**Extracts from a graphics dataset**
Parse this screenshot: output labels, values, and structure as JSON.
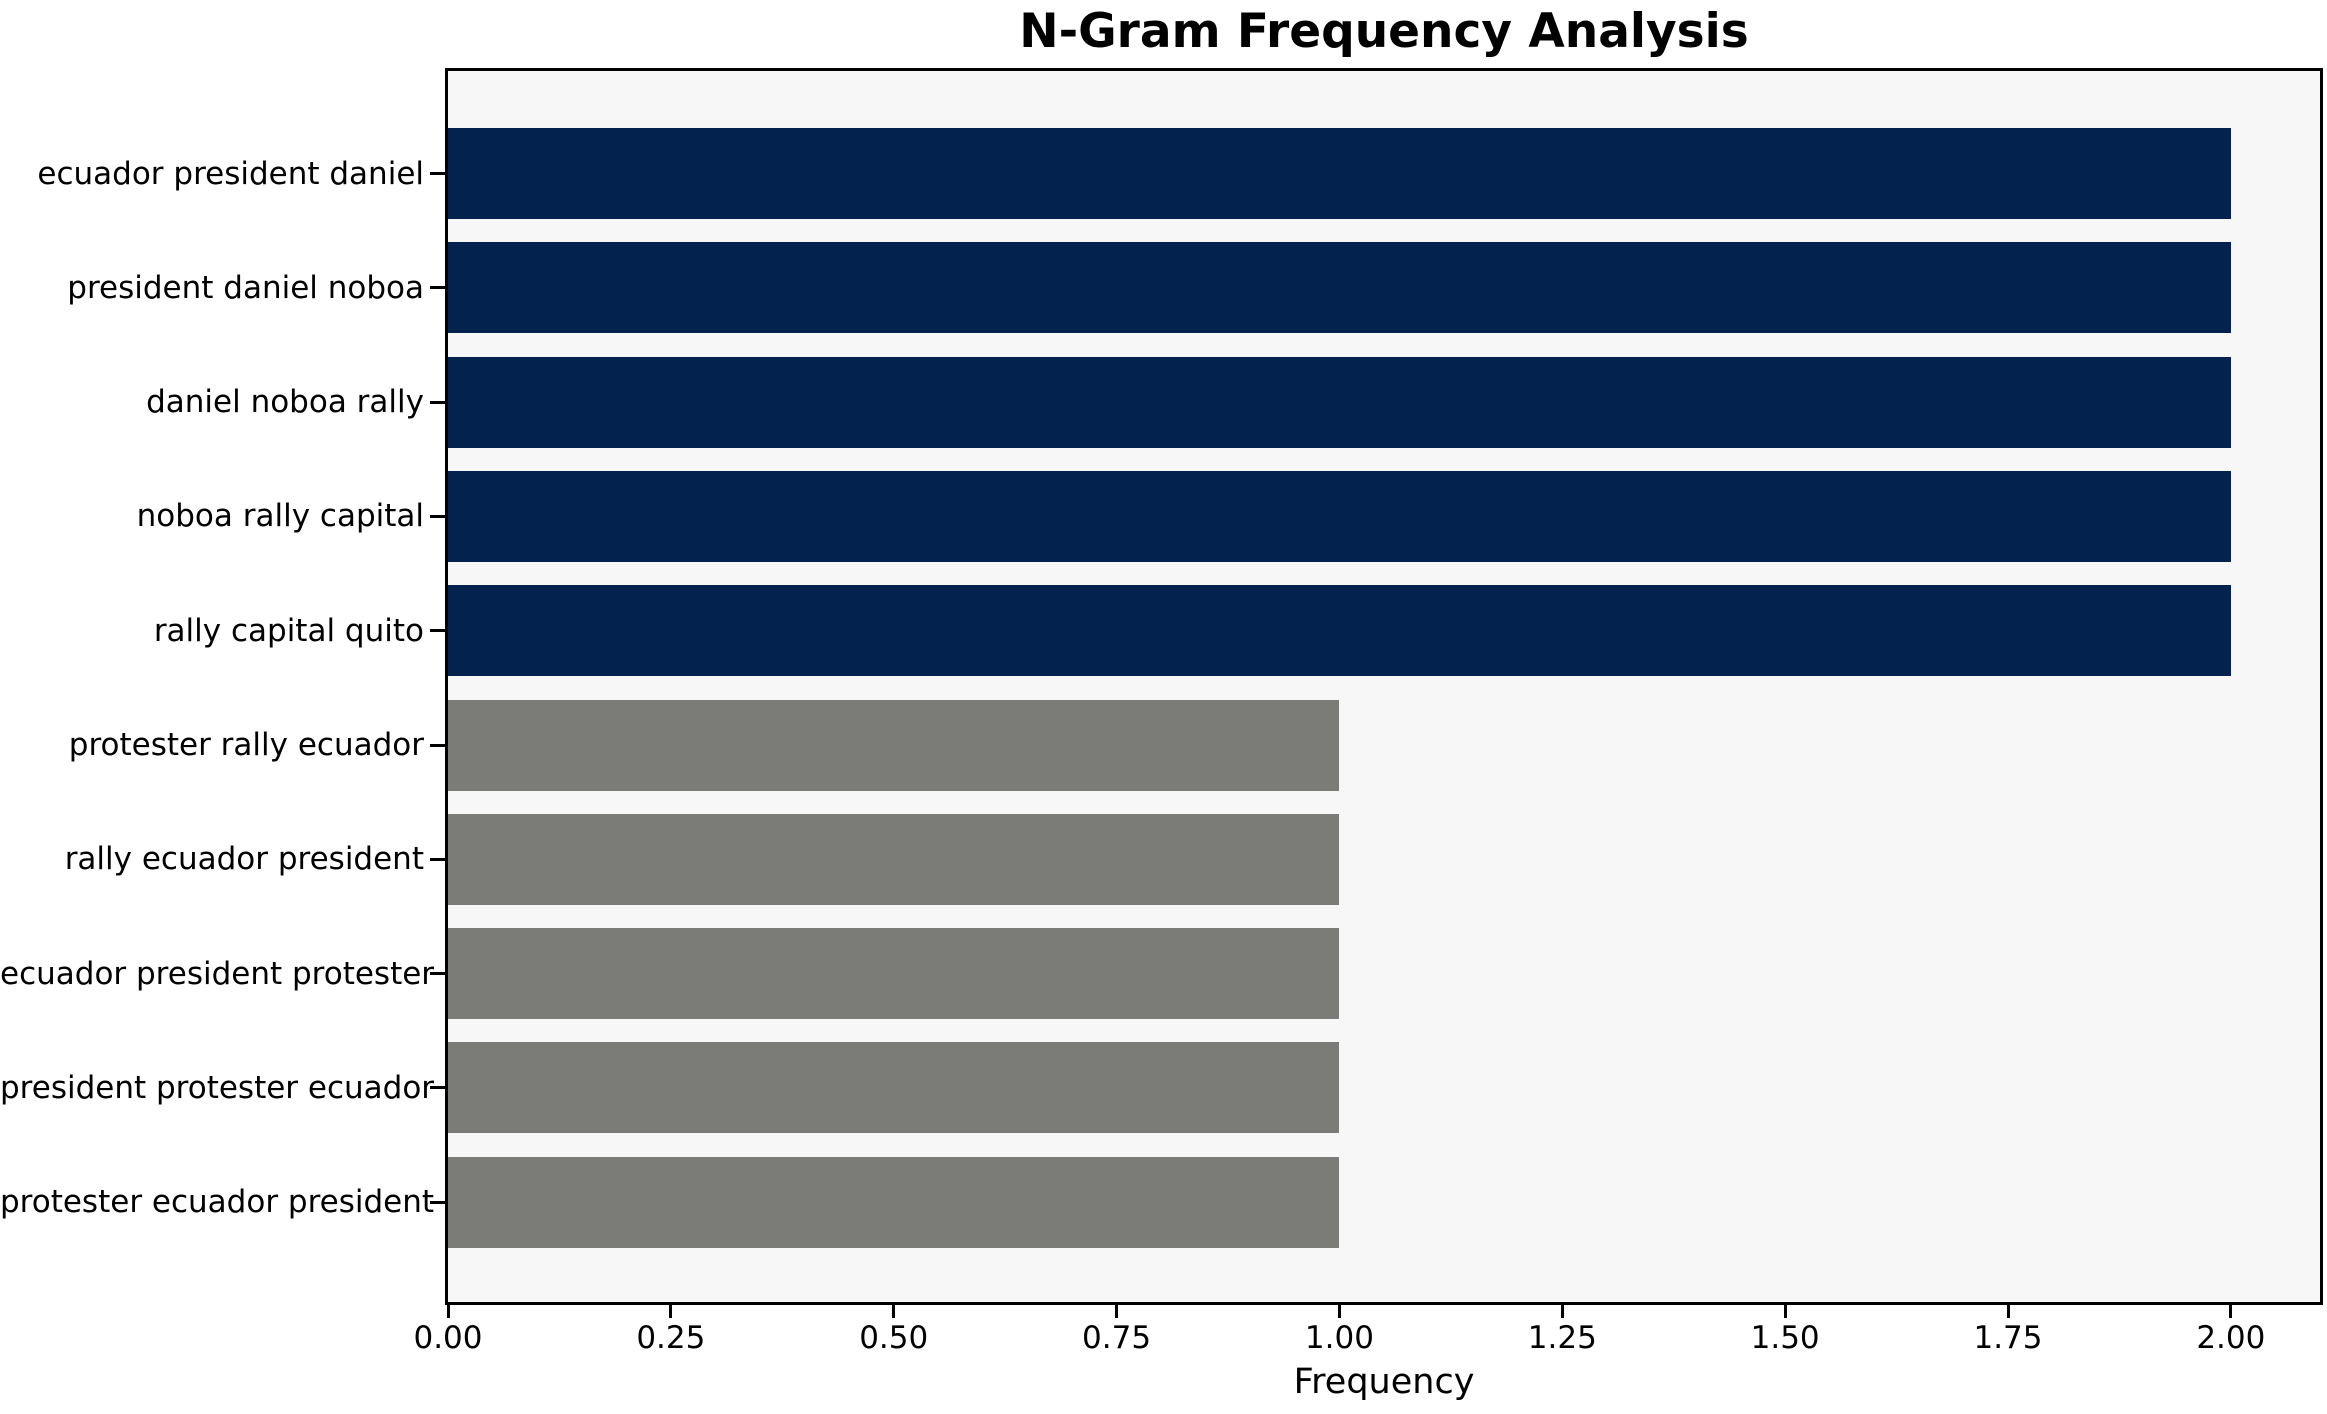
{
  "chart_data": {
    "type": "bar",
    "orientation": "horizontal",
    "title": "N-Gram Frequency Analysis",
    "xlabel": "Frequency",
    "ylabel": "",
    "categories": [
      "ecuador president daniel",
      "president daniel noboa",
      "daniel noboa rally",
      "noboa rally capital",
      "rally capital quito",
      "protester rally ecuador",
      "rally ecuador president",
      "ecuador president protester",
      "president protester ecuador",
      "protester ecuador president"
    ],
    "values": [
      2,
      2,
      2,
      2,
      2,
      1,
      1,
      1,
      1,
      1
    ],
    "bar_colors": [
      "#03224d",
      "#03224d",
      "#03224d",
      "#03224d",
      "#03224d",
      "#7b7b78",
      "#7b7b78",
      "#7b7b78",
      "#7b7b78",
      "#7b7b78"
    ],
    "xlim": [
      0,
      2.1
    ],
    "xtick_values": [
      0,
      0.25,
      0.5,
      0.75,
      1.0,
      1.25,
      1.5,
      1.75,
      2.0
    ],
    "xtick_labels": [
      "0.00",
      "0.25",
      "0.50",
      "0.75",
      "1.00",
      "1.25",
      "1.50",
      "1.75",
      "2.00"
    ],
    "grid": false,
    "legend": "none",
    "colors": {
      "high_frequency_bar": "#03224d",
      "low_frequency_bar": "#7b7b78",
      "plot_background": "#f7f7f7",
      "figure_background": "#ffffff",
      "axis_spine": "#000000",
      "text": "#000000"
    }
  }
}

**SHORT PROBLEM**
Pick out each line in the material containing "president".

**TASK RESULT**
      "ecuador president daniel",
      "president daniel noboa",
      "rally ecuador president",
      "ecuador president protester",
      "president protester ecuador",
      "protester ecuador president"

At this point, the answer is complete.